# Document text:
━━━━
Marvel Fatigue and the Rewatchability Factor
The debate on whether Marvel movies are still good is raging across the Internet right now. On one hand, you have the elitist film critic who says that because there are aliens and explosions, these movies are worthless, as if he’s never wanted to watch something just for the fun of it. On the other hand, you have the regular person who insists intellectuals are looking down on these movies because they don’t understand how exhausting the world is right now and how important mindless entertainment is. After all, how can Marvel movies be bad when Spider-Man: No Way Home was the 7th-highest-grossing movie ever?
I really hate having to agree with my snobbish genre-hating film critic strawman. But unfortunately, he’s right. These days, Marvel sucks.
You might have loved No Way Home in the theatres, but have you rewatched it since then? Try rewatching it. Not finding a funny clips compilation on TikTok, not fast-forwarding to Zendaya’s gorgeous face. The entire movie from beginning to end. Now that the jokes aren’t fresh, now that the action set pieces aren’t new, now that post-credits scene has revealed the next superhero…is it as good as it was the first time you watched it? Think of the Disney+ TV shows; I enjoyed seeing Sam and Bucky cuddle in a field of flowers, and I gasped when I found out it was Agatha all along. But I have no desire whatsoever to rewatch those shows. That tells me that Marvel isn’t enjoyable anymore; to me, the mark of good art is art you want to experience again.
I’m a comics nerd. I used to go to Marvel movies because they were adapting the best storylines and characters from one of the most expansive fictional universes ever created. Now they’re scraping the bottom of the barrel, and I go because I liked that actor in another thing or because I want to make sure my favourite doesn’t die. I go because I’m used to it. But life is too short for bad art when there’s so much good art in the world! I won’t do Marvel the disservice of comparing it against The Godfather, because they are not ‘Academy Award for Best Picture’-bait films, they are blockbusters meant for your entertainment. But movies meant to entertain can be fantastic. We rewatch Heath Ledger’s Joker saying, “Hit me, hit me” in The Dark Knight not to see if Batman will hit him, but to watch him say it. The Lord of the Rings trilogy has nearly a dozen battles with the exact same setup and weaponry, but they’re all interesting and engaging for the character and plot, not for some green-screened background. Mad Max: Fury Road didn’t bait the rest of the Mad Max franchise or bring back any old side characters, but nobody watching it cared because it’s a fantastic movie.
━━━━
# Information shown:
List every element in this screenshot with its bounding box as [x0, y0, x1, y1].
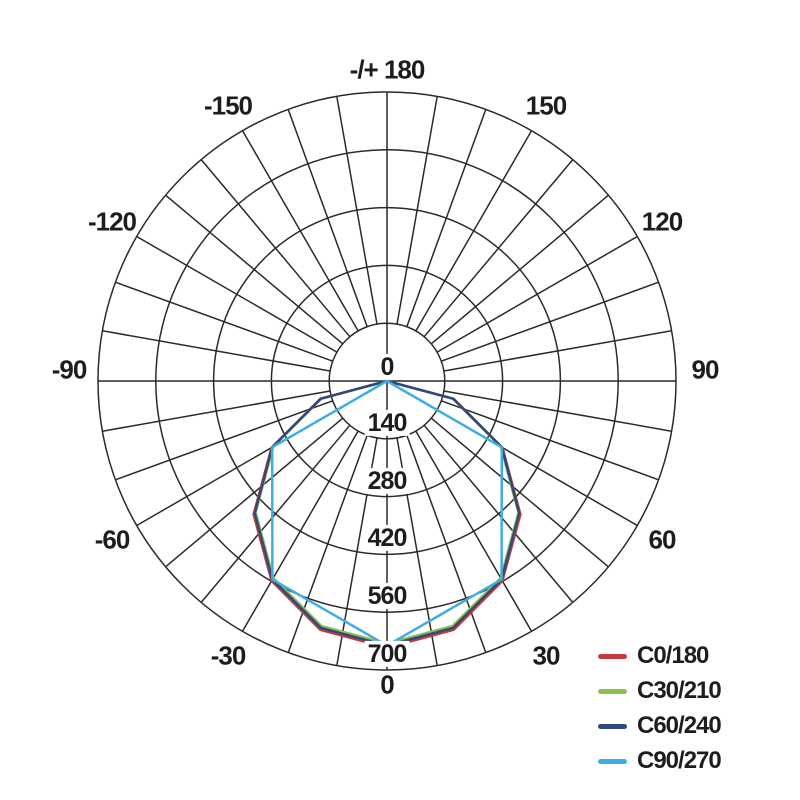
━━━━
# Exercises to complete:
**a)** Return the passage of the Marvel fatigue essay between "I really hate" and "to experience again.", inclusive.
**b)** Write the next part of the Marvel fatigue essay, picking up after its final sentence.

# The responses:
**a)**
I really hate having to agree with my snobbish genre-hating film critic strawman. But unfortunately, he’s right. These days, Marvel sucks.
You might have loved No Way Home in the theatres, but have you rewatched it since then? Try rewatching it. Not finding a funny clips compilation on TikTok, not fast-forwarding to Zendaya’s gorgeous face. The entire movie from beginning to end. Now that the jokes aren’t fresh, now that the action set pieces aren’t new, now that post-credits scene has revealed the next superhero…is it as good as it was the first time you watched it? Think of the Disney+ TV shows; I enjoyed seeing Sam and Bucky cuddle in a field of flowers, and I gasped when I found out it was Agatha all along. But I have no desire whatsoever to rewatch those shows. That tells me that Marvel isn’t enjoyable anymore; to me, the mark of good art is art you want to experience again.

**b)**
I’m not saying all of Marvel is bad. The jokes in Guardians of the Galaxy are still hilarious and Black Panther is just as engaging when you know Killmonger’s secret. Thor coming into his powers on the Rainbow Bridge in Thor: Ragnarok gives me chills every time, and I still cheer whenever I watch the Hulk punch a Leviathan in The Avengers. It’s heartbreaking to me that their projects started floundering under their own weight just as they started bringing more diverse stories to screen. I loved Ms. Marvel. From the soundtrack of Desi pop to the joy every single brown actor took in representing their culture in a context they never thought they’d be able to, I thought it was fantastic; the best adaptation to my favourite comic I could have asked for. Then I rewatched it and it wasn’t nearly as good, because they were so burdened by having to reference other heroes, the multiverse, and the superhero police force that they lost Kamala’s story. It’s so disappointing seeing Marvel hire all these fantastically talented creators of colour and order them to make garbage and CIA propaganda.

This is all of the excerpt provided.